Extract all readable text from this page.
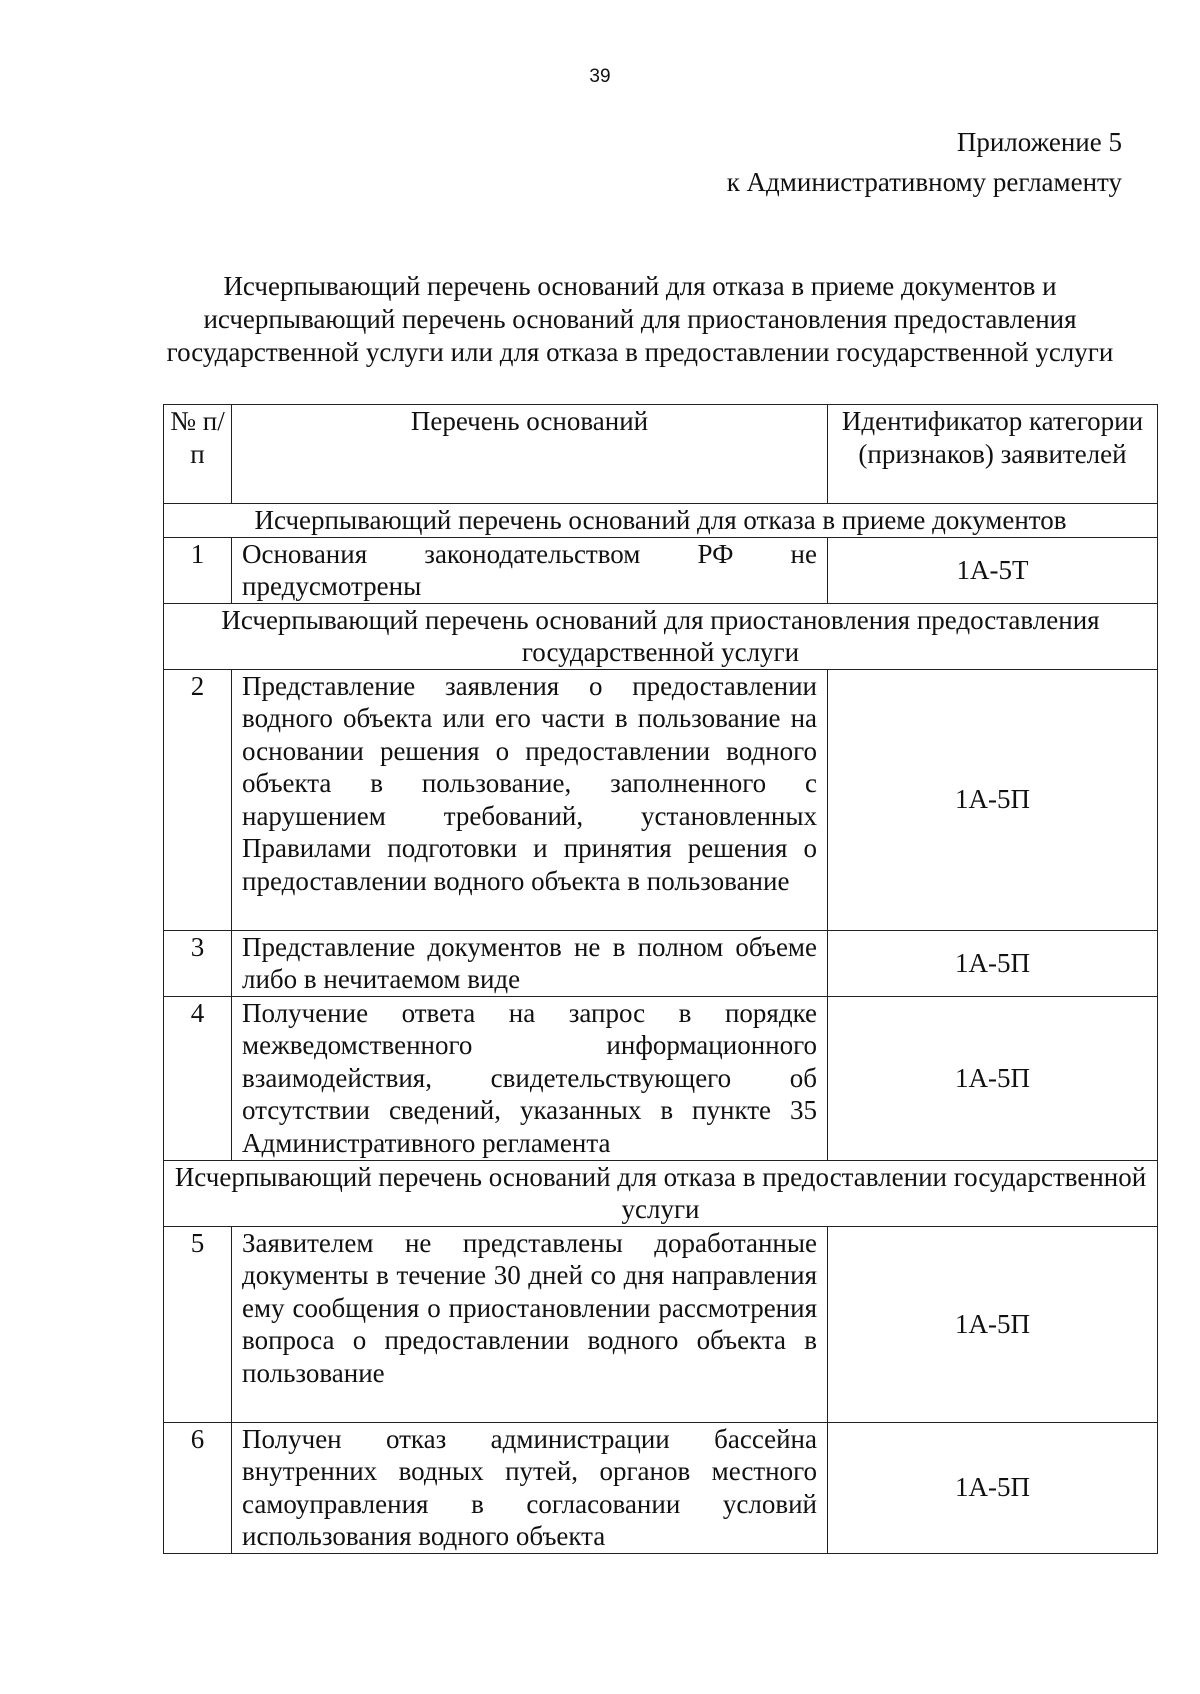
39
Приложение 5
к Административному регламенту
Исчерпывающий перечень оснований для отказа в приеме документов и исчерпывающий перечень оснований для приостановления предоставления государственной услуги или для отказа в предоставлении государственной услуги
№ п/п	Перечень оснований	Идентификатор категории (признаков) заявителей
Исчерпывающий перечень оснований для отказа в приеме документов		
1	Основания законодательством РФ не предусмотрены	1А-5Т
Исчерпывающий перечень оснований для приостановления предоставления государственной услуги		
2	Представление заявления о предоставлении водного объекта или его части в пользование на основании решения о предоставлении водного объекта в пользование, заполненного с нарушением требований, установленных Правилами подготовки и принятия решения о предоставлении водного объекта в пользование	1А-5П
3	Представление документов не в полном объеме либо в нечитаемом виде	1А-5П
4	Получение ответа на запрос в порядке межведомственного информационного взаимодействия, свидетельствующего об отсутствии сведений, указанных в пункте 35 Административного регламента	1А-5П
Исчерпывающий перечень оснований для отказа в предоставлении государственной услуги		
5	Заявителем не представлены доработанные документы в течение 30 дней со дня направления ему сообщения о приостановлении рассмотрения вопроса о предоставлении водного объекта в пользование	1А-5П
6	Получен отказ администрации бассейна внутренних водных путей, органов местного самоуправления в согласовании условий использования водного объекта	1А-5П
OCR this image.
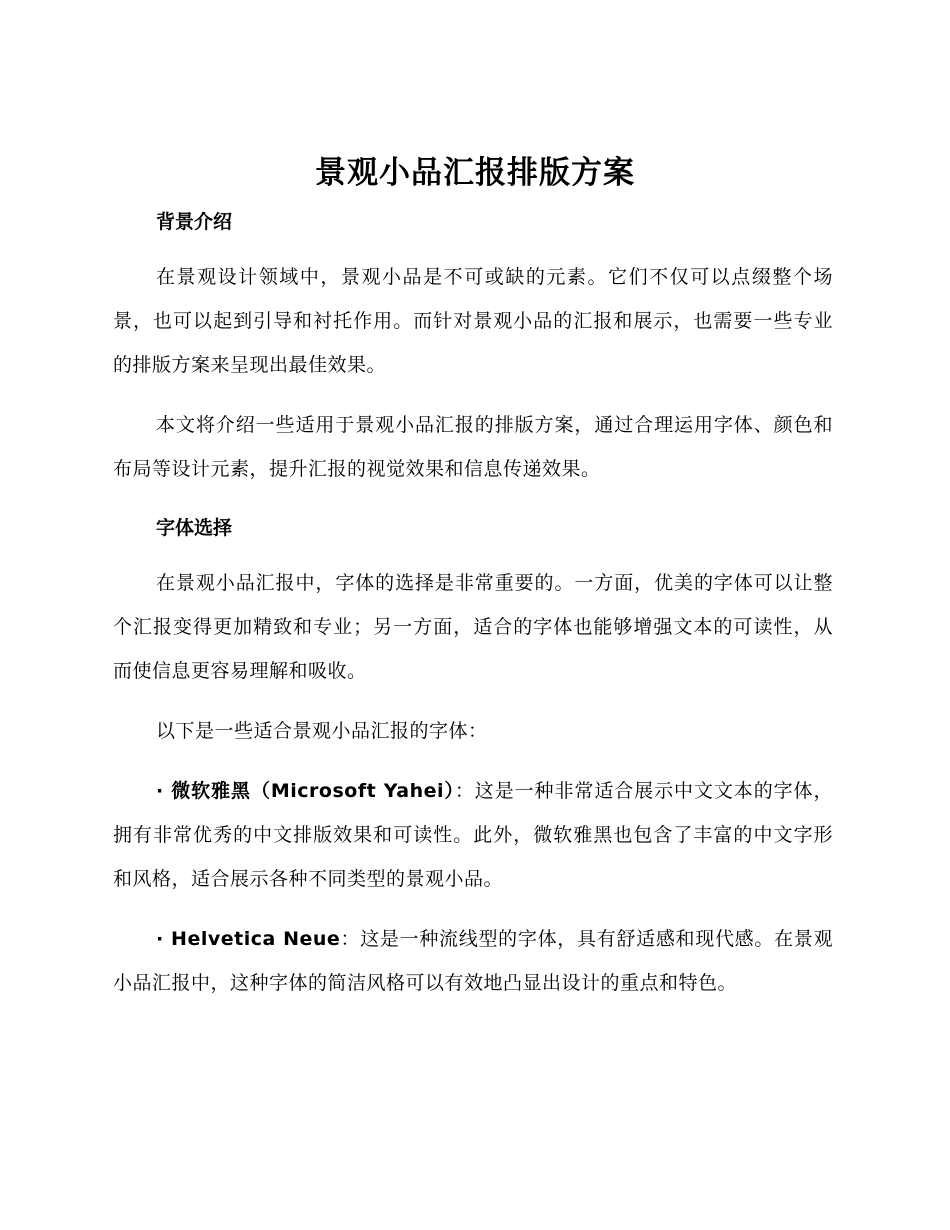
景观小品汇报排版方案
背景介绍

在景观设计领域中，景观小品是不可或缺的元素。它们不仅可以点缀整个场景，也可以起到引导和衬托作用。而针对景观小品的汇报和展示，也需要一些专业的排版方案来呈现出最佳效果。

本文将介绍一些适用于景观小品汇报的排版方案，通过合理运用字体、颜色和布局等设计元素，提升汇报的视觉效果和信息传递效果。

字体选择

在景观小品汇报中，字体的选择是非常重要的。一方面，优美的字体可以让整个汇报变得更加精致和专业；另一方面，适合的字体也能够增强文本的可读性，从而使信息更容易理解和吸收。

以下是一些适合景观小品汇报的字体：

· 微软雅黑（Microsoft Yahei）：这是一种非常适合展示中文文本的字体，拥有非常优秀的中文排版效果和可读性。此外，微软雅黑也包含了丰富的中文字形和风格，适合展示各种不同类型的景观小品。

· Helvetica Neue：这是一种流线型的字体，具有舒适感和现代感。在景观小品汇报中，这种字体的简洁风格可以有效地凸显出设计的重点和特色。
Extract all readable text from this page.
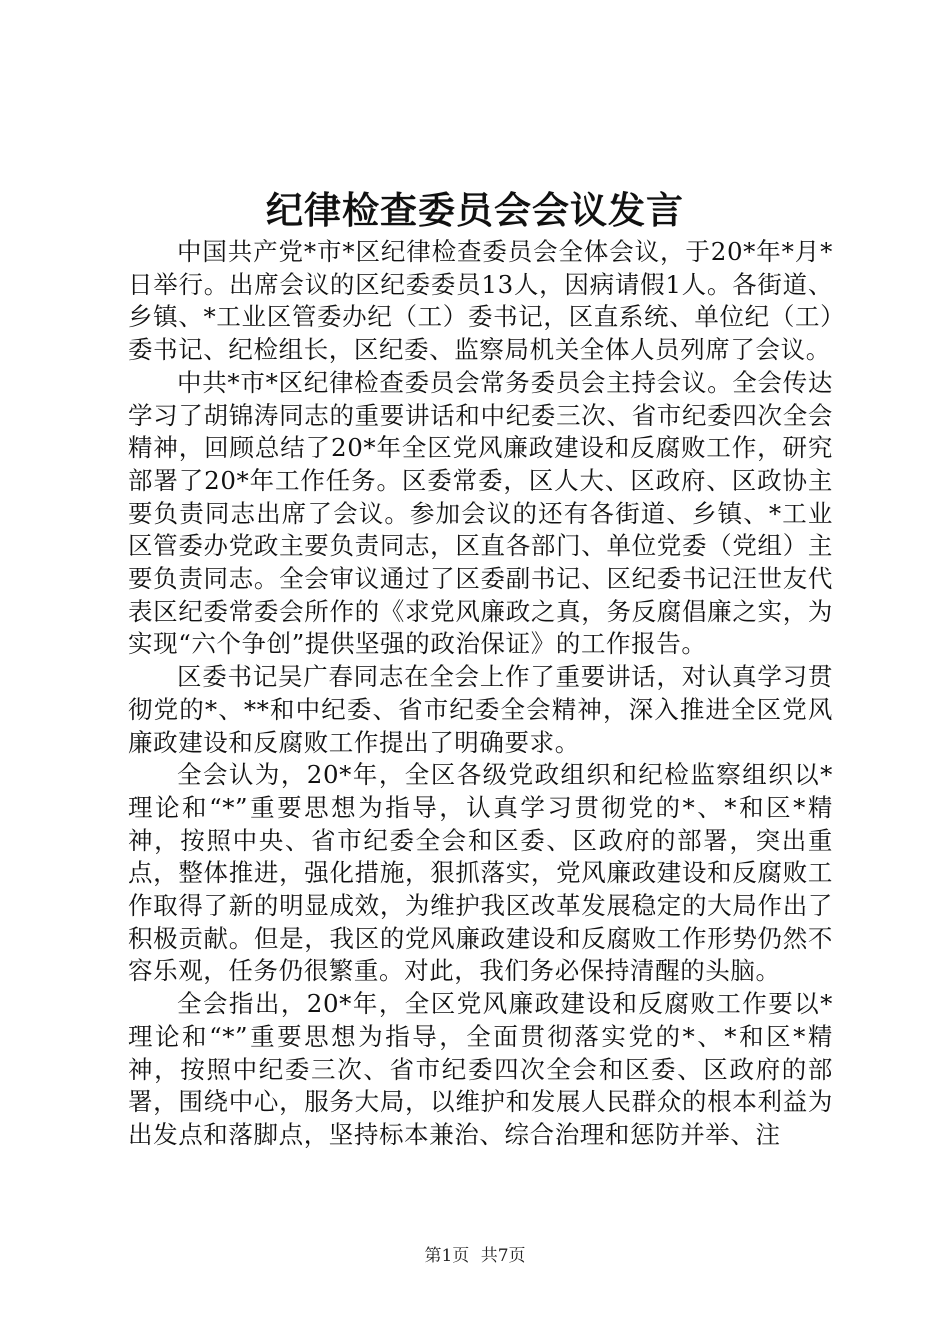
纪律检查委员会会议发言

中国共产党*市*区纪律检查委员会全体会议，于20*年*月*日举行。出席会议的区纪委委员13人，因病请假1人。各街道、乡镇、*工业区管委办纪（工）委书记，区直系统、单位纪（工）委书记、纪检组长，区纪委、监察局机关全体人员列席了会议。

中共*市*区纪律检查委员会常务委员会主持会议。全会传达学习了胡锦涛同志的重要讲话和中纪委三次、省市纪委四次全会精神，回顾总结了20*年全区党风廉政建设和反腐败工作，研究部署了20*年工作任务。区委常委，区人大、区政府、区政协主要负责同志出席了会议。参加会议的还有各街道、乡镇、*工业区管委办党政主要负责同志，区直各部门、单位党委（党组）主要负责同志。全会审议通过了区委副书记、区纪委书记汪世友代表区纪委常委会所作的《求党风廉政之真，务反腐倡廉之实，为实现“六个争创”提供坚强的政治保证》的工作报告。

区委书记吴广春同志在全会上作了重要讲话，对认真学习贯彻党的*、**和中纪委、省市纪委全会精神，深入推进全区党风廉政建设和反腐败工作提出了明确要求。

全会认为，20*年，全区各级党政组织和纪检监察组织以*理论和“*”重要思想为指导，认真学习贯彻党的*、*和区*精神，按照中央、省市纪委全会和区委、区政府的部署，突出重点，整体推进，强化措施，狠抓落实，党风廉政建设和反腐败工作取得了新的明显成效，为维护我区改革发展稳定的大局作出了积极贡献。但是，我区的党风廉政建设和反腐败工作形势仍然不容乐观，任务仍很繁重。对此，我们务必保持清醒的头脑。

全会指出，20*年，全区党风廉政建设和反腐败工作要以*理论和“*”重要思想为指导，全面贯彻落实党的*、*和区*精神，按照中纪委三次、省市纪委四次全会和区委、区政府的部署，围绕中心，服务大局，以维护和发展人民群众的根本利益为出发点和落脚点，坚持标本兼治、综合治理和惩防并举、注

第1页 共7页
◆ ◆ ◆ ◆ ◆
Track down every line holding the string "区政府的部署" and copy it.

全会认为，20*年，全区各级党政组织和纪检监察组织以*理论和“*”重要思想为指导，认真学习贯彻党的*、*和区*精神，按照中央、省市纪委全会和区委、区政府的部署，突出重点，整体推进，强化措施，狠抓落实，党风廉政建设和反腐败工作取得了新的明显成效，为维护我区改革发展稳定的大局作出了积极贡献。但是，我区的党风廉政建设和反腐败工作形势仍然不容乐观，任务仍很繁重。对此，我们务必保持清醒的头脑。
全会指出，20*年，全区党风廉政建设和反腐败工作要以*理论和“*”重要思想为指导，全面贯彻落实党的*、*和区*精神，按照中纪委三次、省市纪委四次全会和区委、区政府的部署，围绕中心，服务大局，以维护和发展人民群众的根本利益为出发点和落脚点，坚持标本兼治、综合治理和惩防并举、注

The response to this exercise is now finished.